PROBLEM TO WORK ON:
Give back exactly the lines from the one containing "Read this page and output its text content." through the end of the records, including both, and no others.

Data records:
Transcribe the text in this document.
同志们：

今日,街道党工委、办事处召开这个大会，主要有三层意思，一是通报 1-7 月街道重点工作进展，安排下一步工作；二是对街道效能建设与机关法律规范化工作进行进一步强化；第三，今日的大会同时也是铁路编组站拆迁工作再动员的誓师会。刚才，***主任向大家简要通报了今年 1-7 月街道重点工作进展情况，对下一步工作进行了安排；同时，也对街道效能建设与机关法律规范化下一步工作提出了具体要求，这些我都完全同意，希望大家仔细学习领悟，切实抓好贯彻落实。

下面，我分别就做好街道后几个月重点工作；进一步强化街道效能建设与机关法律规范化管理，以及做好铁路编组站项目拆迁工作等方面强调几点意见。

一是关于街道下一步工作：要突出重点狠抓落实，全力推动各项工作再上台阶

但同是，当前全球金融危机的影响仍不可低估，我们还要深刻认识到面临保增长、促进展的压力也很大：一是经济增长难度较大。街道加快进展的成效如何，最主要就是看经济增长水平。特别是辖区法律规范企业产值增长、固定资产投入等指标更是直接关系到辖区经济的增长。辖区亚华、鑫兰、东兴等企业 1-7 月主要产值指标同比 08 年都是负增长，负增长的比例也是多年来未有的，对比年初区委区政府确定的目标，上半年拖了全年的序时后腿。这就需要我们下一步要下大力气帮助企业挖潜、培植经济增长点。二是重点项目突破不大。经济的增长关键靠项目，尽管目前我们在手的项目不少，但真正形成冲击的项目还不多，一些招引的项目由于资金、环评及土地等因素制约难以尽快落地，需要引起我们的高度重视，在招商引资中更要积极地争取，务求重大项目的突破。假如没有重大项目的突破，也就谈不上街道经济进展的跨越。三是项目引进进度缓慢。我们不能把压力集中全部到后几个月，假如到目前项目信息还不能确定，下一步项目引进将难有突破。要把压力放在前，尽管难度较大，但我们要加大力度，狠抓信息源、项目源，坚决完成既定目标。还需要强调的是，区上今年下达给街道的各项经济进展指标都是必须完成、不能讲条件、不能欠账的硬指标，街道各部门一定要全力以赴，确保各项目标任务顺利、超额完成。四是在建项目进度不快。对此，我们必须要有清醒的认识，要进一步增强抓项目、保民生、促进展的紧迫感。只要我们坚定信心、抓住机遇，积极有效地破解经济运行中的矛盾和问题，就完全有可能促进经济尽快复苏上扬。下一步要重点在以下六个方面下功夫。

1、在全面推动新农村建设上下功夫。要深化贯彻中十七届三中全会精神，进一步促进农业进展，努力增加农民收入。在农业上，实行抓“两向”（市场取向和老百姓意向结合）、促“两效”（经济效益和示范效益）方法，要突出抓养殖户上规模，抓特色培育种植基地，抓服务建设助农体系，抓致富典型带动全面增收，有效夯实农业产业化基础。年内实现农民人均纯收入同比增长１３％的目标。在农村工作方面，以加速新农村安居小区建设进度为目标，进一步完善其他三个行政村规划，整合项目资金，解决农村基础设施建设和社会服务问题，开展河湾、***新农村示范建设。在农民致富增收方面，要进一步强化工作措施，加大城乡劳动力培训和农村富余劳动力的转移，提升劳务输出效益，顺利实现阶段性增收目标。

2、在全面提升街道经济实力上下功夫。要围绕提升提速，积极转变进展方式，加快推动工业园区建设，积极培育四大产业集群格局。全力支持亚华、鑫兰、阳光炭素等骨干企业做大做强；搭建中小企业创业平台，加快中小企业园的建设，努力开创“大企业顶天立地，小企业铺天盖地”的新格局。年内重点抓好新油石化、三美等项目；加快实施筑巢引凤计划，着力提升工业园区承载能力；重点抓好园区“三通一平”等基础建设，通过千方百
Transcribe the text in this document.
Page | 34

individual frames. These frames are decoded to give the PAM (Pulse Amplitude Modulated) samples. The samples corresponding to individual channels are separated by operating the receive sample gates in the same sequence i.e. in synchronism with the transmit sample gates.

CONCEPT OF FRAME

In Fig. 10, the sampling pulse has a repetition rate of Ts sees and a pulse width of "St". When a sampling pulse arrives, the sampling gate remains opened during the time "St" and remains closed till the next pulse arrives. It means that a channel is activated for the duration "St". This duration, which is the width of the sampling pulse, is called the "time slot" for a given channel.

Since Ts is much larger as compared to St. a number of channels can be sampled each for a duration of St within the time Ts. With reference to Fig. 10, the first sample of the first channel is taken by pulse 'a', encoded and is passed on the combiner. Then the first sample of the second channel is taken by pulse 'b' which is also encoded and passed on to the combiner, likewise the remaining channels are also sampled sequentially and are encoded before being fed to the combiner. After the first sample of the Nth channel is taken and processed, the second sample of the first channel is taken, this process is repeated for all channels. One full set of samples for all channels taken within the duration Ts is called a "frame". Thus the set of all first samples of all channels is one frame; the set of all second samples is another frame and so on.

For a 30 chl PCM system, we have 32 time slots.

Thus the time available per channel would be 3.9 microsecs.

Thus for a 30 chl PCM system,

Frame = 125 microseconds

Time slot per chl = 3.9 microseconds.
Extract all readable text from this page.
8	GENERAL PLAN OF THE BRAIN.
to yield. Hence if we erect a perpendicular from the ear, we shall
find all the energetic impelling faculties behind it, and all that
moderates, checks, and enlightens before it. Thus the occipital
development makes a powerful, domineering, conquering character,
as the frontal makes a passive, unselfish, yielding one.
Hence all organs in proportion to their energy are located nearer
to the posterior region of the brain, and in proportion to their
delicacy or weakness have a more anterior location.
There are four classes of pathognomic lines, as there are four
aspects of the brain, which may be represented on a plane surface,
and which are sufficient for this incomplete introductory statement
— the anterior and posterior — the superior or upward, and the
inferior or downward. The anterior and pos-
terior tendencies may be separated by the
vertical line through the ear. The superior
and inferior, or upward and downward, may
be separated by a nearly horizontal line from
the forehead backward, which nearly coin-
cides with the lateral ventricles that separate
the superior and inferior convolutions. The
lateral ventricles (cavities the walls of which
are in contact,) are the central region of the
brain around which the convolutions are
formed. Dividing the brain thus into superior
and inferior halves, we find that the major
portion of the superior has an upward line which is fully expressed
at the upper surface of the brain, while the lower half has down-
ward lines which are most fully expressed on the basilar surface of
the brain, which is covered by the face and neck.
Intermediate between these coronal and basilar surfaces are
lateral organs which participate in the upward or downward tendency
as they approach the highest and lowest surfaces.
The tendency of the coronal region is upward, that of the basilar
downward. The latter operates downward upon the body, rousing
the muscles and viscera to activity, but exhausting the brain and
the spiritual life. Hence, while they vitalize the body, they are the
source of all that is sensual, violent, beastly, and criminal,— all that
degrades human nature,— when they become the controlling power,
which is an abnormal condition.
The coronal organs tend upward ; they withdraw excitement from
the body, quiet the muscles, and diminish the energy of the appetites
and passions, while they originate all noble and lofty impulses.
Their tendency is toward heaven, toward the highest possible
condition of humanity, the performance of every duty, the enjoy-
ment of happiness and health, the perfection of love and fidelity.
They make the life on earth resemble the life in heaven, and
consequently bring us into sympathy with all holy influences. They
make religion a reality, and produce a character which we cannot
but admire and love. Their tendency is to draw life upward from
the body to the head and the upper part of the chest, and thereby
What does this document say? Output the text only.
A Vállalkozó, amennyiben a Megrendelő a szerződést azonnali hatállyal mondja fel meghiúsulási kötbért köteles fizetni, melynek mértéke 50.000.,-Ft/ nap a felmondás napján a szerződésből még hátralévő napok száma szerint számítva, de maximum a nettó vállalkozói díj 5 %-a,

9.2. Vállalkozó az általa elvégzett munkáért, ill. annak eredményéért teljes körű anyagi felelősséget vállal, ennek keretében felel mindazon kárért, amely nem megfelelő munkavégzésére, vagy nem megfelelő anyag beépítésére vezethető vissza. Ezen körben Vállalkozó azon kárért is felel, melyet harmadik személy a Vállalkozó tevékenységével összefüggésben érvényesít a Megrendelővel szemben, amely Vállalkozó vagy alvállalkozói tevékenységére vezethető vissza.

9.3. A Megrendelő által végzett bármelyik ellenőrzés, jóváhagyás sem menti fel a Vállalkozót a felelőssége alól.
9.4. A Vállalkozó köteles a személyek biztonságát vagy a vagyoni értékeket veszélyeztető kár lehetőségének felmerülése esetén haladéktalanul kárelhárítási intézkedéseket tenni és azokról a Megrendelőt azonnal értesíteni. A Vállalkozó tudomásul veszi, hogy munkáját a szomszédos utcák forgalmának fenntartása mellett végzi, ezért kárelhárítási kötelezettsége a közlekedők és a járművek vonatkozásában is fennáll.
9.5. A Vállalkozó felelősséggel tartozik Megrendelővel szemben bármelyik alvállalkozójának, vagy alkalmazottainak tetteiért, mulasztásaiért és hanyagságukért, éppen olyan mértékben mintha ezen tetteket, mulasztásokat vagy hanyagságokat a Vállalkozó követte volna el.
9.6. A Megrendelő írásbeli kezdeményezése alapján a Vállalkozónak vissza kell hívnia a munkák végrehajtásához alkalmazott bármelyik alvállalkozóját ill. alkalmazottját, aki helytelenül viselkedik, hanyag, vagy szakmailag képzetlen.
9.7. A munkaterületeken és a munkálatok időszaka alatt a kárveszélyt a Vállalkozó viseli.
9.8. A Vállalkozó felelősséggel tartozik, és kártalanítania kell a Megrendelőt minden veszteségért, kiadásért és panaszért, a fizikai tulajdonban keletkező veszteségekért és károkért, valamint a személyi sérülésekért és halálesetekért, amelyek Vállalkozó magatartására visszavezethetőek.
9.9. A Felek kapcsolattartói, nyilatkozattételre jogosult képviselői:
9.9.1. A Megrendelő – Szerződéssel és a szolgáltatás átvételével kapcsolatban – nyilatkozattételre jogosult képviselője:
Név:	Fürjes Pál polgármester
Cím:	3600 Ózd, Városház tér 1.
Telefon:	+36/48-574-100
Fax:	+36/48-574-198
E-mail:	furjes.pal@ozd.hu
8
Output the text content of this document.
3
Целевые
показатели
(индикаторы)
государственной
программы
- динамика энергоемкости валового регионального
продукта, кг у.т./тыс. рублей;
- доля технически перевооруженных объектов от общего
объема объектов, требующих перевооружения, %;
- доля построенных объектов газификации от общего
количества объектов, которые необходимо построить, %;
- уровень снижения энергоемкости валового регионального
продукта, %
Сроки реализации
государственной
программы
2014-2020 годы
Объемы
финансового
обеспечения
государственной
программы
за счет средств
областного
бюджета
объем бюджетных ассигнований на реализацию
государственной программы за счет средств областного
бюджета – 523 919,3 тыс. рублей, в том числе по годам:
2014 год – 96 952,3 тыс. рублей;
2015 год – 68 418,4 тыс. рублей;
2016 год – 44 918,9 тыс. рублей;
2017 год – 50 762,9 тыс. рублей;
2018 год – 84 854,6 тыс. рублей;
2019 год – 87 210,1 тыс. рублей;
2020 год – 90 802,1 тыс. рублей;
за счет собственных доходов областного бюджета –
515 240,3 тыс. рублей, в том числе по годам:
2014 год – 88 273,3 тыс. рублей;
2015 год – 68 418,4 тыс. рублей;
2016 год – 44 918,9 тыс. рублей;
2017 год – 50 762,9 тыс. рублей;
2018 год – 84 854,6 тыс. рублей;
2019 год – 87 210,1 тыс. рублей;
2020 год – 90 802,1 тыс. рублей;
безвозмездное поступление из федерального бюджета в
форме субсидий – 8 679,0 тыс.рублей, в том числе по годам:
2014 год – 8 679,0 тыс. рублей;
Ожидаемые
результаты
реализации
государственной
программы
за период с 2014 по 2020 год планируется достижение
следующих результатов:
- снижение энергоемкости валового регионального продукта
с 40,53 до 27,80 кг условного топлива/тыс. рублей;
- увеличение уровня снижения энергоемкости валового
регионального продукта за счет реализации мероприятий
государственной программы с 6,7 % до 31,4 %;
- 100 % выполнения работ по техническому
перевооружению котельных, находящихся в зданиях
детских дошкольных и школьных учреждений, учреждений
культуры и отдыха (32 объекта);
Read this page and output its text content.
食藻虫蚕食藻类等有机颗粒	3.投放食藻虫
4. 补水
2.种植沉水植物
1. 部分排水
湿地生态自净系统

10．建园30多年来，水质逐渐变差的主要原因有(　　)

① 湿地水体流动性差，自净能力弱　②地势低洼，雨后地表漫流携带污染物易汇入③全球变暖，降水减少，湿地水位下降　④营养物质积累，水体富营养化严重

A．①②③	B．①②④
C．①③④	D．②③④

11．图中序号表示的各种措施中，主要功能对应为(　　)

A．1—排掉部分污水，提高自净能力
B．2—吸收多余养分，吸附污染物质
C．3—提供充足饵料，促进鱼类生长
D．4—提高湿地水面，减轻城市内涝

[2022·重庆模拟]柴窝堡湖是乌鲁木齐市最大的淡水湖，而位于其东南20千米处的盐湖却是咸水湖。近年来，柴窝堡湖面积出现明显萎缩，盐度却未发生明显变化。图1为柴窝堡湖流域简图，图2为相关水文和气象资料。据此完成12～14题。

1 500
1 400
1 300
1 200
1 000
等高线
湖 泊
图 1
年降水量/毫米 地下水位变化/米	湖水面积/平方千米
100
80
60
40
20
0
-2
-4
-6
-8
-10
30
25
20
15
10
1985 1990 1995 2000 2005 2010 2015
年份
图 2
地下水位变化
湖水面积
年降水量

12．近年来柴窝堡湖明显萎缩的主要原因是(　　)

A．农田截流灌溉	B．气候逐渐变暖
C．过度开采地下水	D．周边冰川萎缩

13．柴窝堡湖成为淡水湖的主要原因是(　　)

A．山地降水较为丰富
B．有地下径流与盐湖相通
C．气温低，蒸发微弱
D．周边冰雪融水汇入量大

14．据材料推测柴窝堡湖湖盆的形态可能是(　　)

ANSWER TO THIS TASK:
Read this page and output its text content.
食藻虫蚕食藻类等有机颗粒	3.投放食藻虫
4. 补水
2.种植沉水植物
1. 部分排水
湿地生态自净系统

10．建园30多年来，水质逐渐变差的主要原因有(　　)

① 湿地水体流动性差，自净能力弱　②地势低洼，雨后地表漫流携带污染物易汇入③全球变暖，降水减少，湿地水位下降　④营养物质积累，水体富营养化严重

A．①②③	B．①②④
C．①③④	D．②③④

11．图中序号表示的各种措施中，主要功能对应为(　　)

A．1—排掉部分污水，提高自净能力
B．2—吸收多余养分，吸附污染物质
C．3—提供充足饵料，促进鱼类生长
D．4—提高湿地水面，减轻城市内涝

[2022·重庆模拟]柴窝堡湖是乌鲁木齐市最大的淡水湖，而位于其东南20千米处的盐湖却是咸水湖。近年来，柴窝堡湖面积出现明显萎缩，盐度却未发生明显变化。图1为柴窝堡湖流域简图，图2为相关水文和气象资料。据此完成12～14题。

1 500
1 400
1 300
1 200
1 000
等高线
湖 泊
图 1
年降水量/毫米 地下水位变化/米	湖水面积/平方千米
100
80
60
40
20
0
-2
-4
-6
-8
-10
30
25
20
15
10
1985 1990 1995 2000 2005 2010 2015
年份
图 2
地下水位变化
湖水面积
年降水量

12．近年来柴窝堡湖明显萎缩的主要原因是(　　)

A．农田截流灌溉	B．气候逐渐变暖
C．过度开采地下水	D．周边冰川萎缩

13．柴窝堡湖成为淡水湖的主要原因是(　　)

A．山地降水较为丰富
B．有地下径流与盐湖相通
C．气温低，蒸发微弱
D．周边冰雪融水汇入量大

14．据材料推测柴窝堡湖湖盆的形态可能是(　　)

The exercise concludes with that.